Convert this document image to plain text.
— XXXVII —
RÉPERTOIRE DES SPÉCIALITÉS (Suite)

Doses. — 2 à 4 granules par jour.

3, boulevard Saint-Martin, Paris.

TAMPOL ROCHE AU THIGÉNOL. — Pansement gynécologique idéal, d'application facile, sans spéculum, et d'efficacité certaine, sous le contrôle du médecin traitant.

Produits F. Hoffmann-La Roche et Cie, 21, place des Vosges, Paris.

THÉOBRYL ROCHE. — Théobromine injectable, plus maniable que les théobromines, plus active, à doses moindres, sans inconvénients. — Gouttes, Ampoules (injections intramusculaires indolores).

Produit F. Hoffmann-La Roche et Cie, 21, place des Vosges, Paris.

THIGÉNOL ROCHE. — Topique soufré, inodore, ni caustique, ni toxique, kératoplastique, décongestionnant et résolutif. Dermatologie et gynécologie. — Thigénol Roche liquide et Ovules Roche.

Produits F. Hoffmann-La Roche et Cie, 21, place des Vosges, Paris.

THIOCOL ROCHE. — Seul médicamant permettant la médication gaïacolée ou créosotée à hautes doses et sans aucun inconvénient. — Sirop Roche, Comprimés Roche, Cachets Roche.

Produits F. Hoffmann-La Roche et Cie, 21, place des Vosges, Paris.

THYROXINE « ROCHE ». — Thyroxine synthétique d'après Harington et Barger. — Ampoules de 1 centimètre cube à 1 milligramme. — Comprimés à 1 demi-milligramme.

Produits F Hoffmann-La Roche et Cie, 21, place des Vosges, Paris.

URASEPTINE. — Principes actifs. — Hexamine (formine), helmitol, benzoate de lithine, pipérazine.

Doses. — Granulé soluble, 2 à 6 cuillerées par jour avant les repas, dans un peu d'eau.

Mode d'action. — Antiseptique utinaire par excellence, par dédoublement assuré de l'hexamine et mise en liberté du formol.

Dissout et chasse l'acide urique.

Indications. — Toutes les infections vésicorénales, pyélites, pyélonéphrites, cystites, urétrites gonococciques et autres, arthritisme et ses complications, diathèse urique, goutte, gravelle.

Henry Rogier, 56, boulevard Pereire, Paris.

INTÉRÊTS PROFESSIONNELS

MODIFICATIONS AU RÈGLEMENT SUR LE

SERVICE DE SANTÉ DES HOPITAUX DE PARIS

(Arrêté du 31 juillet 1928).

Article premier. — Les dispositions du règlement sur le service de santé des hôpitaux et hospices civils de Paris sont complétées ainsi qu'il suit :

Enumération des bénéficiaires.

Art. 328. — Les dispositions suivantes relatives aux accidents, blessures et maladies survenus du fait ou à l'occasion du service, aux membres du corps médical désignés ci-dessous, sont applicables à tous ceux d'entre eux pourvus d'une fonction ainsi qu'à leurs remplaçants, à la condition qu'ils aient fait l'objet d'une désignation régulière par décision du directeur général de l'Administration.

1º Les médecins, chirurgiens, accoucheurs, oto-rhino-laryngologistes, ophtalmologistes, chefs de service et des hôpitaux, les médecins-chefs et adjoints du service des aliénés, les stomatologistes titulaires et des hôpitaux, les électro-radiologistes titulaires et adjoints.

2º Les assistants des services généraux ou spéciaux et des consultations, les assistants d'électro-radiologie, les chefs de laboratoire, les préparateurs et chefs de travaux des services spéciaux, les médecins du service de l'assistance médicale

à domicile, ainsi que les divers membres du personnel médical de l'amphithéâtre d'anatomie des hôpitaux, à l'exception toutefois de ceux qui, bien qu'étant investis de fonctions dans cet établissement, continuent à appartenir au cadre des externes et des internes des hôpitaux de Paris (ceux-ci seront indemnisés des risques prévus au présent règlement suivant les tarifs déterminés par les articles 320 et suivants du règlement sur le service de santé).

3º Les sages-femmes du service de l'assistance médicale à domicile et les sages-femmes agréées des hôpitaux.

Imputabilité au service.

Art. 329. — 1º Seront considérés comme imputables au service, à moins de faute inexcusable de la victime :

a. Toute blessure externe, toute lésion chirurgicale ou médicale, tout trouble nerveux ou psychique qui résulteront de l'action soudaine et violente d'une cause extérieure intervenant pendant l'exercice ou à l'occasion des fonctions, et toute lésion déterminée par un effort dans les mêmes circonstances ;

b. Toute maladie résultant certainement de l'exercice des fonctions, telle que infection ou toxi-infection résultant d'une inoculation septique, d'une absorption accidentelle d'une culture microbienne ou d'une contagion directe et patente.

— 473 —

++++++++++

## Aim of the exercise
List every line from the entries above in which "exercice" appears.

## Exercise result
a. Toute blessure externe, toute lésion chirurgicale ou médicale, tout trouble nerveux ou psychique qui résulteront de l'action soudaine et violente d'une cause extérieure intervenant pendant l'exercice ou à l'occasion des fonctions, et toute lésion déterminée par un effort dans les mêmes circonstances ;
b. Toute maladie résultant certainement de l'exercice des fonctions, telle que infection ou toxi-infection résultant d'une inoculation septique, d'une absorption accidentelle d'une culture microbienne ou d'une contagion directe et patente.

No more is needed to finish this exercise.